### Short problem
Could you turn every line of the data below into a numbered list, skipping blank lines and leaving out the pictures?

### Extracted records
________________________________________

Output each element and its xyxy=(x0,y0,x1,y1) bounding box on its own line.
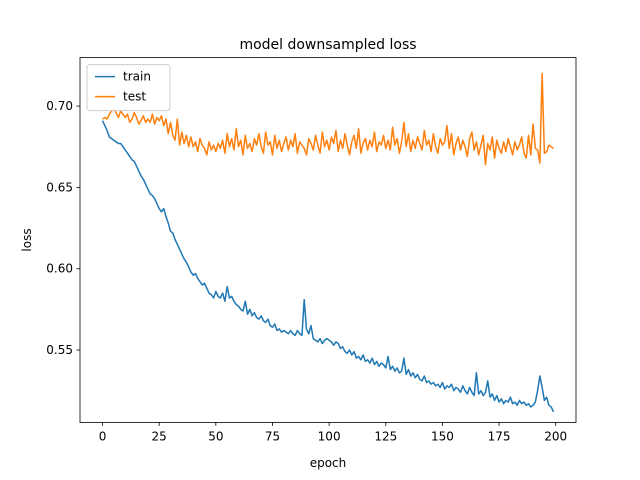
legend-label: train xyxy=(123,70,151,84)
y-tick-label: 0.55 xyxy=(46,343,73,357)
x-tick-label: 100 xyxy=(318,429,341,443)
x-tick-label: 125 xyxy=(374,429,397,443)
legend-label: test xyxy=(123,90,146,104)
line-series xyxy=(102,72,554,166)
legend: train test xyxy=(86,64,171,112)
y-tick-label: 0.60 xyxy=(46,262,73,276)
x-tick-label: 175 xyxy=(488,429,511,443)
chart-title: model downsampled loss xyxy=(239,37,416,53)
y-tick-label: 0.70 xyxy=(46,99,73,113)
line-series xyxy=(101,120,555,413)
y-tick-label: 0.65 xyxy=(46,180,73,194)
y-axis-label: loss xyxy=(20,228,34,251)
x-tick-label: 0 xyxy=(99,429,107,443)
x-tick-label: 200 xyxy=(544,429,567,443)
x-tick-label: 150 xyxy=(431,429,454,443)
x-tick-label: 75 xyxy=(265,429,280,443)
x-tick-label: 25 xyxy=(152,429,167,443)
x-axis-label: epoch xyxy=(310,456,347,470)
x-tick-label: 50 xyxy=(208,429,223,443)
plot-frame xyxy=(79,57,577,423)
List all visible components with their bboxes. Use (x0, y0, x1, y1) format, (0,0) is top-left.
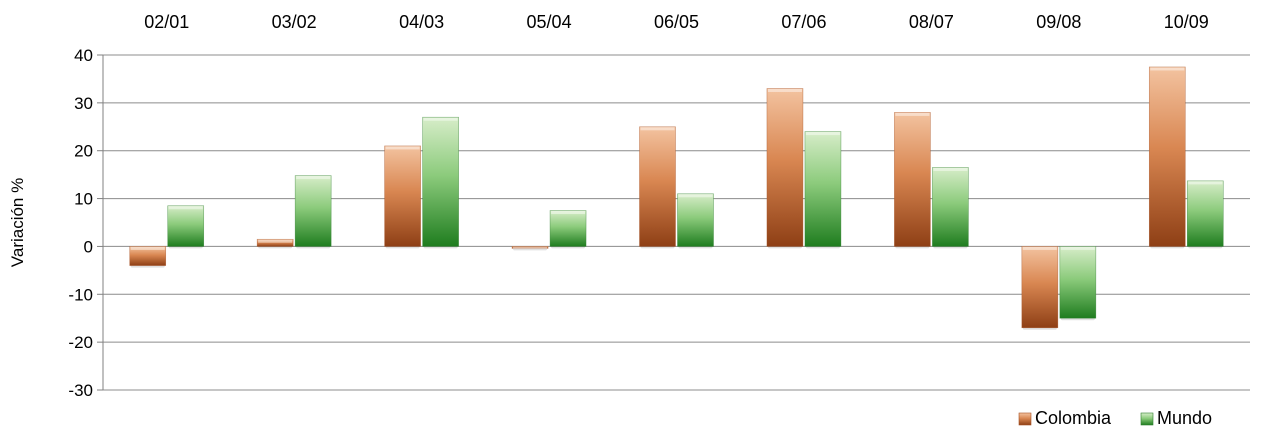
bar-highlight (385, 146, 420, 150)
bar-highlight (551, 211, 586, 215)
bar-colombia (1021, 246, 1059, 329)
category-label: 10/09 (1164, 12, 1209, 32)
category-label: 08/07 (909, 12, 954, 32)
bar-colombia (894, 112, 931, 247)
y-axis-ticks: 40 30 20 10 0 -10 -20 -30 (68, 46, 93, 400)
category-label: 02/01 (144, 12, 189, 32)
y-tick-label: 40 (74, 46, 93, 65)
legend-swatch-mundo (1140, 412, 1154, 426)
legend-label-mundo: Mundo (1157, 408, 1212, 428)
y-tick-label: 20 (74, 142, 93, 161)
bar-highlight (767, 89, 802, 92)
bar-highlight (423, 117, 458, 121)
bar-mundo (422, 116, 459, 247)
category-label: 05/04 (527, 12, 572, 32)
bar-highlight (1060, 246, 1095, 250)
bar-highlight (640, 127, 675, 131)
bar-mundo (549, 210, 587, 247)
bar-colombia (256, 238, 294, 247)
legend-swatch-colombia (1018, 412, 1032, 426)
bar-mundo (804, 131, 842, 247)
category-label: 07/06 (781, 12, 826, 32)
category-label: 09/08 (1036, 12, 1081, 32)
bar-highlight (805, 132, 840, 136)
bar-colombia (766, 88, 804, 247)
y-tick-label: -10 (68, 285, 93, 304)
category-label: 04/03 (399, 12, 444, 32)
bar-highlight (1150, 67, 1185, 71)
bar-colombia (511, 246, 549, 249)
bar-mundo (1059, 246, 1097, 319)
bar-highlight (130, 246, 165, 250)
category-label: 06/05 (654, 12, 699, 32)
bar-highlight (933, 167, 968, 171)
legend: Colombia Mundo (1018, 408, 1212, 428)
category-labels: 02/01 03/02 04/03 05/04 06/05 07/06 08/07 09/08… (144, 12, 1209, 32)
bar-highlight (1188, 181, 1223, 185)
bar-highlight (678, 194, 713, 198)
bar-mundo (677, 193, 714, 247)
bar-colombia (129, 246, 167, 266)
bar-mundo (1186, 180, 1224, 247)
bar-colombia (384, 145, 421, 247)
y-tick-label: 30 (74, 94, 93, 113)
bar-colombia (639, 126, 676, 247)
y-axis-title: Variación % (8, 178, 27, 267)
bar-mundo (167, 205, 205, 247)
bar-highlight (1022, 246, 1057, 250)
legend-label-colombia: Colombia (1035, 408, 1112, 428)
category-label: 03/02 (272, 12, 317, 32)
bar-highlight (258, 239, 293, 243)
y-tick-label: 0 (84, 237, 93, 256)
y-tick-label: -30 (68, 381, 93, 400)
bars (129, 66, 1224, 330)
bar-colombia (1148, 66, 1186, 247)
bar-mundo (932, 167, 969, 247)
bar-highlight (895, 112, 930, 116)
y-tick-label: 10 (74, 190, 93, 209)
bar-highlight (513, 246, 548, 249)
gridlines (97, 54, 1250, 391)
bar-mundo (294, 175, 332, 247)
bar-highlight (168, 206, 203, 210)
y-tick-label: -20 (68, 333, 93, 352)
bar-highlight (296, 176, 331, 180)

________________________________________

### Answer to this problem
1. Output each element and its xyxy=(x0,y0,x1,y1) bounding box on its own line.
2. legend-label: train xyxy=(123,70,151,84)
3. y-tick-label: 0.55 xyxy=(46,343,73,357)
4. x-tick-label: 100 xyxy=(318,429,341,443)
5. x-tick-label: 125 xyxy=(374,429,397,443)
6. legend-label: test xyxy=(123,90,146,104)
7. line-series xyxy=(102,72,554,166)
8. legend: train test xyxy=(86,64,171,112)
9. y-tick-label: 0.60 xyxy=(46,262,73,276)
10. x-tick-label: 175 xyxy=(488,429,511,443)
11. chart-title: model downsampled loss xyxy=(239,37,416,53)
12. y-tick-label: 0.70 xyxy=(46,99,73,113)
13. line-series xyxy=(101,120,555,413)
14. y-tick-label: 0.65 xyxy=(46,180,73,194)
15. y-axis-label: loss xyxy=(20,228,34,251)
16. x-tick-label: 0 xyxy=(99,429,107,443)
17. x-tick-label: 200 xyxy=(544,429,567,443)
18. x-tick-label: 150 xyxy=(431,429,454,443)
19. x-tick-label: 75 xyxy=(265,429,280,443)
20. x-tick-label: 25 xyxy=(152,429,167,443)
21. x-axis-label: epoch xyxy=(310,456,347,470)
22. x-tick-label: 50 xyxy=(208,429,223,443)
23. plot-frame xyxy=(79,57,577,423)
24. List all visible components with their bboxes. Use (x0, y0, x1, y1) format, (0,0) is top-left.
25. bar-highlight (385, 146, 420, 150)
26. bar-highlight (551, 211, 586, 215)
27. bar-colombia (1021, 246, 1059, 329)
28. category-label: 10/09 (1164, 12, 1209, 32)
29. category-label: 08/07 (909, 12, 954, 32)
30. bar-colombia (894, 112, 931, 247)
31. y-axis-ticks: 40 30 20 10 0 -10 -20 -30 (68, 46, 93, 400)
32. category-label: 02/01 (144, 12, 189, 32)
33. y-tick-label: 40 (74, 46, 93, 65)
34. legend-swatch-mundo (1140, 412, 1154, 426)
35. legend-label-mundo: Mundo (1157, 408, 1212, 428)
36. y-tick-label: 20 (74, 142, 93, 161)
37. bar-highlight (767, 89, 802, 92)
38. bar-highlight (423, 117, 458, 121)
39. bar-mundo (422, 116, 459, 247)
40. category-label: 05/04 (527, 12, 572, 32)
41. bar-highlight (1060, 246, 1095, 250)
42. bar-highlight (640, 127, 675, 131)
43. bar-mundo (549, 210, 587, 247)
44. bar-colombia (256, 238, 294, 247)
45. legend-swatch-colombia (1018, 412, 1032, 426)
46. bar-mundo (804, 131, 842, 247)
47. category-label: 07/06 (781, 12, 826, 32)
48. category-label: 09/08 (1036, 12, 1081, 32)
49. bar-highlight (805, 132, 840, 136)
50. bar-colombia (766, 88, 804, 247)
51. y-tick-label: -10 (68, 285, 93, 304)
52. category-label: 04/03 (399, 12, 444, 32)
53. bar-highlight (1150, 67, 1185, 71)
54. bar-colombia (511, 246, 549, 249)
55. bar-mundo (1059, 246, 1097, 319)
56. bar-highlight (130, 246, 165, 250)
57. category-label: 06/05 (654, 12, 699, 32)
58. bar-highlight (933, 167, 968, 171)
59. legend: Colombia Mundo (1018, 408, 1212, 428)
60. category-labels: 02/01 03/02 04/03 05/04 06/05 07/06 08/07 09/08… (144, 12, 1209, 32)
61. bar-highlight (1188, 181, 1223, 185)
62. bar-highlight (678, 194, 713, 198)
63. bar-mundo (677, 193, 714, 247)
64. bar-colombia (129, 246, 167, 266)
65. bar-mundo (1186, 180, 1224, 247)
66. bar-colombia (384, 145, 421, 247)
67. y-tick-label: 30 (74, 94, 93, 113)
68. bar-colombia (639, 126, 676, 247)
69. y-axis-title: Variación % (8, 178, 27, 267)
70. bar-mundo (167, 205, 205, 247)
71. bar-highlight (1022, 246, 1057, 250)
72. legend-label-colombia: Colombia (1035, 408, 1112, 428)
73. category-label: 03/02 (272, 12, 317, 32)
74. bar-highlight (258, 239, 293, 243)
75. y-tick-label: 0 (84, 237, 93, 256)
76. y-tick-label: -30 (68, 381, 93, 400)
77. bars (129, 66, 1224, 330)
78. bar-colombia (1148, 66, 1186, 247)
79. bar-mundo (932, 167, 969, 247)
80. bar-highlight (895, 112, 930, 116)
81. y-tick-label: 10 (74, 190, 93, 209)
82. bar-highlight (513, 246, 548, 249)
83. gridlines (97, 54, 1250, 391)
84. bar-mundo (294, 175, 332, 247)
85. bar-highlight (168, 206, 203, 210)
86. y-tick-label: -20 (68, 333, 93, 352)
87. bar-highlight (296, 176, 331, 180)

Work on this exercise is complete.